▸ WHAT NEEDS TO BE DONE
Omit the pictures, please, and give each record below again exactly.

-------- WORKING DATA

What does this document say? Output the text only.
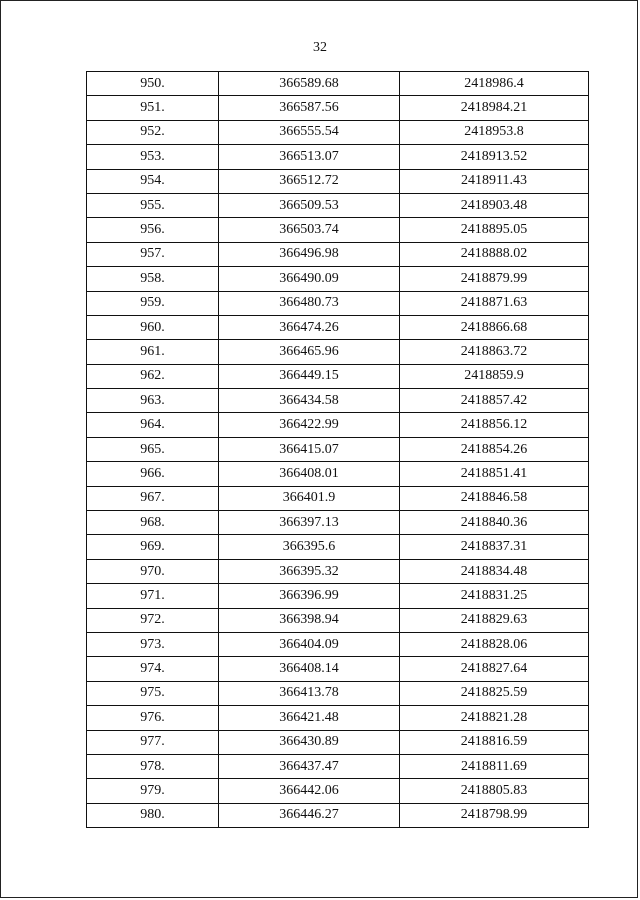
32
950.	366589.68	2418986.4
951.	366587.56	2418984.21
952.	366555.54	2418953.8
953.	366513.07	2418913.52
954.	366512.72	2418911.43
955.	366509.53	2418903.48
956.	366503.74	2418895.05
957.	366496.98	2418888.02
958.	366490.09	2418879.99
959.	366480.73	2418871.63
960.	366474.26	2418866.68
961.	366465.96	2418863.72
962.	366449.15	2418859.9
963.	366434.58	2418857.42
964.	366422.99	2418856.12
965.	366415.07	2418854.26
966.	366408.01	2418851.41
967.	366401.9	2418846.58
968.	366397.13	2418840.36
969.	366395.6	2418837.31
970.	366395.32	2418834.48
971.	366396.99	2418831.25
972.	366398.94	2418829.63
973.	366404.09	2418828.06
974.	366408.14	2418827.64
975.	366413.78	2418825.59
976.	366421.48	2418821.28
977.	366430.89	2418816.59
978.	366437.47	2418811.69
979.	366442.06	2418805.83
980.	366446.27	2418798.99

----------------

▸ EXERCISE ANSWER
What does this document say? Output the text only.
32
950.	366589.68	2418986.4
951.	366587.56	2418984.21
952.	366555.54	2418953.8
953.	366513.07	2418913.52
954.	366512.72	2418911.43
955.	366509.53	2418903.48
956.	366503.74	2418895.05
957.	366496.98	2418888.02
958.	366490.09	2418879.99
959.	366480.73	2418871.63
960.	366474.26	2418866.68
961.	366465.96	2418863.72
962.	366449.15	2418859.9
963.	366434.58	2418857.42
964.	366422.99	2418856.12
965.	366415.07	2418854.26
966.	366408.01	2418851.41
967.	366401.9	2418846.58
968.	366397.13	2418840.36
969.	366395.6	2418837.31
970.	366395.32	2418834.48
971.	366396.99	2418831.25
972.	366398.94	2418829.63
973.	366404.09	2418828.06
974.	366408.14	2418827.64
975.	366413.78	2418825.59
976.	366421.48	2418821.28
977.	366430.89	2418816.59
978.	366437.47	2418811.69
979.	366442.06	2418805.83
980.	366446.27	2418798.99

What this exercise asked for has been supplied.